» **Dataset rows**

□ □ □ □ □ □ □

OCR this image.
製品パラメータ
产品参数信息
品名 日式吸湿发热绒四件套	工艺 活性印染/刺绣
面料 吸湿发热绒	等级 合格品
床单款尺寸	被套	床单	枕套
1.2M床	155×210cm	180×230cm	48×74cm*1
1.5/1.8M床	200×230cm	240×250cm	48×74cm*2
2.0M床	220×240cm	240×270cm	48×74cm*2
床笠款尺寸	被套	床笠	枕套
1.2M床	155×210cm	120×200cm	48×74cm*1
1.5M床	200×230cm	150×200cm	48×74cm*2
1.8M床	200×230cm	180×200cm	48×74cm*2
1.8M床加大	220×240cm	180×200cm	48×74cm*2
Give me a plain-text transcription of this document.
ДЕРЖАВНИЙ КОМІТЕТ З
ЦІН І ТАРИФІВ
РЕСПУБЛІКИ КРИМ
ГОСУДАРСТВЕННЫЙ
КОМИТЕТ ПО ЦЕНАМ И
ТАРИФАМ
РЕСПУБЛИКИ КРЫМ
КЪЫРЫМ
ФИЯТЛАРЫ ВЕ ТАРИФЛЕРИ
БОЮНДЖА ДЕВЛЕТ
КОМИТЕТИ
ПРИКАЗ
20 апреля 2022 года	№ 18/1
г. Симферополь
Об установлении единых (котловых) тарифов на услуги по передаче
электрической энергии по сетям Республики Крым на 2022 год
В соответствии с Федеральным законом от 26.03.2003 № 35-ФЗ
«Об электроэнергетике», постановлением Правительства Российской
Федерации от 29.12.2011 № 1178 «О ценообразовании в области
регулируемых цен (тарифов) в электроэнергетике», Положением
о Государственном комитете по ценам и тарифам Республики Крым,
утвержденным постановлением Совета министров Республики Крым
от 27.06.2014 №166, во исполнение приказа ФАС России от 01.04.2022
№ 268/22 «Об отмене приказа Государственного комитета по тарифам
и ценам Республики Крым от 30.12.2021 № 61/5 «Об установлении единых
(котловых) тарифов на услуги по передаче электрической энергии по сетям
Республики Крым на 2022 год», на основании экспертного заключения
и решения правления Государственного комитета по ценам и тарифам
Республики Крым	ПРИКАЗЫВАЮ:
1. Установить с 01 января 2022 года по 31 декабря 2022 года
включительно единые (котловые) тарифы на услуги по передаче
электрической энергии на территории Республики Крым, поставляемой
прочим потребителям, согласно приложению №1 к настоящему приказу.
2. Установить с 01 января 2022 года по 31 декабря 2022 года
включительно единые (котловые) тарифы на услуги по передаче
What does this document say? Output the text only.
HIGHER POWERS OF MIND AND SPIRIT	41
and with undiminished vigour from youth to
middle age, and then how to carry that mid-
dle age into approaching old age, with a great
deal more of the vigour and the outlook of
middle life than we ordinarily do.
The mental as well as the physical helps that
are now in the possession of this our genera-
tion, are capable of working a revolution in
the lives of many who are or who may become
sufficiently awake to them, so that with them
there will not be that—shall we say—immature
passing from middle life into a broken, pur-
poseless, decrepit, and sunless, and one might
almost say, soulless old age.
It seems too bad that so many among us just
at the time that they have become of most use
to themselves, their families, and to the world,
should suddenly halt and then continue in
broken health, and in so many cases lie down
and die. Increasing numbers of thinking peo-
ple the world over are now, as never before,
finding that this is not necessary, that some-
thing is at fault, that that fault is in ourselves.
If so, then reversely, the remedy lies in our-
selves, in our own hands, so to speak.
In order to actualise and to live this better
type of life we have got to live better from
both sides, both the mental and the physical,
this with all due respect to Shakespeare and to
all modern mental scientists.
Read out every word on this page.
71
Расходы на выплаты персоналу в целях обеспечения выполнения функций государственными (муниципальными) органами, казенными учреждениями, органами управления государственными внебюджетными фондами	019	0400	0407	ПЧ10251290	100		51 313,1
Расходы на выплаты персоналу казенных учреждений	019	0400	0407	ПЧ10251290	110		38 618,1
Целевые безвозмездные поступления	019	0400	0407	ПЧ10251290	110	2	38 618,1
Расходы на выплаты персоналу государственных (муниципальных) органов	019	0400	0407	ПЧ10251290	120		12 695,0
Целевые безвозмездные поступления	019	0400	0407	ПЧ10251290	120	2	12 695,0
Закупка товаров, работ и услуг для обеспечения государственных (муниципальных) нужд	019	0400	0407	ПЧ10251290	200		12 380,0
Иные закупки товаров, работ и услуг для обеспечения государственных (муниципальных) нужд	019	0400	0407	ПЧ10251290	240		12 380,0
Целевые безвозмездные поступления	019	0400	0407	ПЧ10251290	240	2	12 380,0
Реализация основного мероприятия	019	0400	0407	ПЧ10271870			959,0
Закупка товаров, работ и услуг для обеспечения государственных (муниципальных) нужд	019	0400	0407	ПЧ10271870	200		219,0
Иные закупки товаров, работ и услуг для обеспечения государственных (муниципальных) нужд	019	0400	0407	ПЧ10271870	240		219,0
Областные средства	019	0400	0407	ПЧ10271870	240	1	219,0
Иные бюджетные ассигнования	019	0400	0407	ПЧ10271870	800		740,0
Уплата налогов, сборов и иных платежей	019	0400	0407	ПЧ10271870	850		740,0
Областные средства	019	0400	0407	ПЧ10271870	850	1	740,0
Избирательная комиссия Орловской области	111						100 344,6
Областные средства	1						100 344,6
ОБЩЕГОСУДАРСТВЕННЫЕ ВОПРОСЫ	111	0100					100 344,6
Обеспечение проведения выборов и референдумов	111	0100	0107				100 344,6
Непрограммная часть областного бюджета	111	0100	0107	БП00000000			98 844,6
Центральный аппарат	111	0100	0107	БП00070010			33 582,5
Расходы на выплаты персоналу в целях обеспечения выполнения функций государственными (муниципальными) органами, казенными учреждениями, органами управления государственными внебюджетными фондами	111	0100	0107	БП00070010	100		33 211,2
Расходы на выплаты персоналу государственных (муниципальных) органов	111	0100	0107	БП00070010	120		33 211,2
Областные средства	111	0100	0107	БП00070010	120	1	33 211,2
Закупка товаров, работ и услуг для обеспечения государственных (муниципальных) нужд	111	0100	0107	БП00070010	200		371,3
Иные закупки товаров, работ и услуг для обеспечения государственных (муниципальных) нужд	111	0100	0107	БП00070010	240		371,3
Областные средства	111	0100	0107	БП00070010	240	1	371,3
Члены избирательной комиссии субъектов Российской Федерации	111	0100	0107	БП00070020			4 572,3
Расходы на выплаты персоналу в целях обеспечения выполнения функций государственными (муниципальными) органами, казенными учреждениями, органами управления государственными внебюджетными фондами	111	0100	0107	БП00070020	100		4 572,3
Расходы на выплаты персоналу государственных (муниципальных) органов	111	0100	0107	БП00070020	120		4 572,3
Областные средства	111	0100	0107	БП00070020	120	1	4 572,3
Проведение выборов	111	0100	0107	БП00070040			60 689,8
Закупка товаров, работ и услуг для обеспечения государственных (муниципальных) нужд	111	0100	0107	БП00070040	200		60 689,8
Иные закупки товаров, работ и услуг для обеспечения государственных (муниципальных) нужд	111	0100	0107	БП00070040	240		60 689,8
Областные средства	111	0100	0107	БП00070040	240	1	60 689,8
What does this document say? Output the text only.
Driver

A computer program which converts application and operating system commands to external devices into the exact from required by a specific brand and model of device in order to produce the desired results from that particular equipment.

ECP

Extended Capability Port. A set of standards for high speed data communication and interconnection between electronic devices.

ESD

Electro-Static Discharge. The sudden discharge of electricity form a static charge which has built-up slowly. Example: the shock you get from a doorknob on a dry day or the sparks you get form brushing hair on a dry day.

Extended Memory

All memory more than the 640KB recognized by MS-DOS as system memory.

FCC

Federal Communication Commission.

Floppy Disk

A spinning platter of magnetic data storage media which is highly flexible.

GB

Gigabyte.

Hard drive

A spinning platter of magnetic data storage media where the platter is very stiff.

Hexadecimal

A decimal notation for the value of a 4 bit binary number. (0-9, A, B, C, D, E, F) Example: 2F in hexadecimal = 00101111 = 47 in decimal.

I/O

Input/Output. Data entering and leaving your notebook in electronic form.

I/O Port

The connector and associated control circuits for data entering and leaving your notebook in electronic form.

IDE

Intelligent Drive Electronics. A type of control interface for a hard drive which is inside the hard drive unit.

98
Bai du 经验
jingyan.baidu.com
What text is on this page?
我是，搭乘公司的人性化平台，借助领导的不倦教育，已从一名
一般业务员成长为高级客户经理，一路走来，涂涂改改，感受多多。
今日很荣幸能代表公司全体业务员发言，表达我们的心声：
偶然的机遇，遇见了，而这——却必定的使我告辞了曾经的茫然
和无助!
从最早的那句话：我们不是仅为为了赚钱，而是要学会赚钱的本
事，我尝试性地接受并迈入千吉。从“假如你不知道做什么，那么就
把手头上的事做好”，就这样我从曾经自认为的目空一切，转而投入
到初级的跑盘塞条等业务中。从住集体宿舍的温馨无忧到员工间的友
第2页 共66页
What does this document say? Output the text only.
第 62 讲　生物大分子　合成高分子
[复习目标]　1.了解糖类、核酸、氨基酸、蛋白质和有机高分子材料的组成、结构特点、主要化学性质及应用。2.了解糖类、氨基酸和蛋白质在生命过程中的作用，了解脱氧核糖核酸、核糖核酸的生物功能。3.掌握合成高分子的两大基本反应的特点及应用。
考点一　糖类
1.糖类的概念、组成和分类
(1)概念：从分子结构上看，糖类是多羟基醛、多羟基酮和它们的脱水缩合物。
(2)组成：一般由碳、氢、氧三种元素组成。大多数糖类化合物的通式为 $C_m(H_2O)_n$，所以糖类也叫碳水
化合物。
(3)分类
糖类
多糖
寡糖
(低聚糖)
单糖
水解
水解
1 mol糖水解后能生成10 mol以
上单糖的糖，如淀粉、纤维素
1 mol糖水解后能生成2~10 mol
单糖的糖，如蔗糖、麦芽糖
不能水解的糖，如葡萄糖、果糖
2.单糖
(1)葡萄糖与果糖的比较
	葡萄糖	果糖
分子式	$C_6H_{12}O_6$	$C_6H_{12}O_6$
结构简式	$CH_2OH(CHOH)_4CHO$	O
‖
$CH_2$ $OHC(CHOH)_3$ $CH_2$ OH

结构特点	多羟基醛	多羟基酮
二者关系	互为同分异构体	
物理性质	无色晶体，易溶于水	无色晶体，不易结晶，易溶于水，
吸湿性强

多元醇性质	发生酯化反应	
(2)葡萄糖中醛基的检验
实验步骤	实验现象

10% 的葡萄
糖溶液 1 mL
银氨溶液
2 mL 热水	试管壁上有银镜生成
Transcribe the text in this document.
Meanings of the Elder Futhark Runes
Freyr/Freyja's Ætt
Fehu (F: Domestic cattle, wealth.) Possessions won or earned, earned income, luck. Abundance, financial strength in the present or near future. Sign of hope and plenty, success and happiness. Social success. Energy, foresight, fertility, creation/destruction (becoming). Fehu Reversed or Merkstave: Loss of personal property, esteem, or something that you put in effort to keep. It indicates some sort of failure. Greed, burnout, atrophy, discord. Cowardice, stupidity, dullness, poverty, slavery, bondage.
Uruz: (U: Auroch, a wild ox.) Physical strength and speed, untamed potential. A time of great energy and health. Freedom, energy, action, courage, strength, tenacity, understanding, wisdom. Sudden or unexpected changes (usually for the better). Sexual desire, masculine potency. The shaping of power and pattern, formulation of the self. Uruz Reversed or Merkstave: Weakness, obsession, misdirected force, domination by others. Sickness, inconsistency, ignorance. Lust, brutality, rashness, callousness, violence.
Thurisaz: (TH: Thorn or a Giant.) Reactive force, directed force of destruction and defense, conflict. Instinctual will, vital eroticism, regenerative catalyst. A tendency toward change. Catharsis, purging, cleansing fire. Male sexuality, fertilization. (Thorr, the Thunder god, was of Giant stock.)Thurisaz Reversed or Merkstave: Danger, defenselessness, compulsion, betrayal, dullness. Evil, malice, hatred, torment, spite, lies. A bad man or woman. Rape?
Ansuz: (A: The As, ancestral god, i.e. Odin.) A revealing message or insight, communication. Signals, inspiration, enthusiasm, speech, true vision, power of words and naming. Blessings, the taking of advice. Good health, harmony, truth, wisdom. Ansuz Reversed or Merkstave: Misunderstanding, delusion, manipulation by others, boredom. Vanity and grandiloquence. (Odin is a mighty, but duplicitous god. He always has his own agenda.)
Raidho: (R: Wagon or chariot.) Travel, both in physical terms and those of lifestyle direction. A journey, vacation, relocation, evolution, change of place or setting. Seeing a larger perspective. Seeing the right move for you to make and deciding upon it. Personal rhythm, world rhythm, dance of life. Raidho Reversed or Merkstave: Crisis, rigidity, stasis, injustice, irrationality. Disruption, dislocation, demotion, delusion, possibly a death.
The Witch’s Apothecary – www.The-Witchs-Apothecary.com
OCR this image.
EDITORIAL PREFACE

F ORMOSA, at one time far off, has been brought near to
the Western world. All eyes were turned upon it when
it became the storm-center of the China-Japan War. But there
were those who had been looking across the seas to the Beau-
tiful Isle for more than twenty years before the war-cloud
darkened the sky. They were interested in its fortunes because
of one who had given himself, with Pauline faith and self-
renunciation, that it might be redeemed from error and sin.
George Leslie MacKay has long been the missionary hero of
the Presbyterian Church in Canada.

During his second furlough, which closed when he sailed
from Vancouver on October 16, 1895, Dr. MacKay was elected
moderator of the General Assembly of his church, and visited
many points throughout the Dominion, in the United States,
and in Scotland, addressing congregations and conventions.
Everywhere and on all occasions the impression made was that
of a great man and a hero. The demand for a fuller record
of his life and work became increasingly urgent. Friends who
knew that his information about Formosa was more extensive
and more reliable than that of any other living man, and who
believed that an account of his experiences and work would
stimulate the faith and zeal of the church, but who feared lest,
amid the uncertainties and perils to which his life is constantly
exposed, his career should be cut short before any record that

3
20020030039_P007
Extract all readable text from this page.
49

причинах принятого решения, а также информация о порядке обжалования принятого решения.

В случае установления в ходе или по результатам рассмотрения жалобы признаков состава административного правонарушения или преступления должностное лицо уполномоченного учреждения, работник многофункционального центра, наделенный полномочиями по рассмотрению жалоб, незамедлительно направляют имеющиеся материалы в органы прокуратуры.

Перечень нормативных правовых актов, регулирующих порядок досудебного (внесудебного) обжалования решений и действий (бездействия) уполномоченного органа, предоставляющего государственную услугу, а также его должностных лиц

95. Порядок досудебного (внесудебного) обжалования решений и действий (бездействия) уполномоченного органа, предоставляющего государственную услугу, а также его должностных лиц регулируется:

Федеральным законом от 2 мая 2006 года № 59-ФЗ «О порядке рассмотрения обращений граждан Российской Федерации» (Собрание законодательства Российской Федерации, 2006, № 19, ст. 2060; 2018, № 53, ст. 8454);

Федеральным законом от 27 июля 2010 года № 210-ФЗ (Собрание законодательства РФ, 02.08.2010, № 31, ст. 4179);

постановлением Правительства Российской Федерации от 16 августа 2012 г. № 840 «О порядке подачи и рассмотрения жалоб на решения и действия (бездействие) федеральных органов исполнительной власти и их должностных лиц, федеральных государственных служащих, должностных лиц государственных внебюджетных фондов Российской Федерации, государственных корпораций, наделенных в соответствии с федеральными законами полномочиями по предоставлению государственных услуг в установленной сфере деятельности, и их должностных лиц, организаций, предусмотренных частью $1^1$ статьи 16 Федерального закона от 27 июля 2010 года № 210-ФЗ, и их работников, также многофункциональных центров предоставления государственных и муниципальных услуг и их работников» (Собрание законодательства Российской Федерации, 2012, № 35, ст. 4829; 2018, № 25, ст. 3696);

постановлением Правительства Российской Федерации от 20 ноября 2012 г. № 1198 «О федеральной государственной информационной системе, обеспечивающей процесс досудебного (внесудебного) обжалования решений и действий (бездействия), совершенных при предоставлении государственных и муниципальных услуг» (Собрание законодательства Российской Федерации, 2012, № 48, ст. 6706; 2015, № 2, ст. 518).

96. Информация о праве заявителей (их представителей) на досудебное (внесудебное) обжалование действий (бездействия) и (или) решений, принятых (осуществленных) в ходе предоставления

□ □ □ □ □ □ □

Reproduce each line from the records that contains the word "поступления".

Целевые безвозмездные поступления	019	0400	0407	ПЧ10251290	110	2	38 618,1
Целевые безвозмездные поступления	019	0400	0407	ПЧ10251290	120	2	12 695,0
Целевые безвозмездные поступления	019	0400	0407	ПЧ10251290	240	2	12 380,0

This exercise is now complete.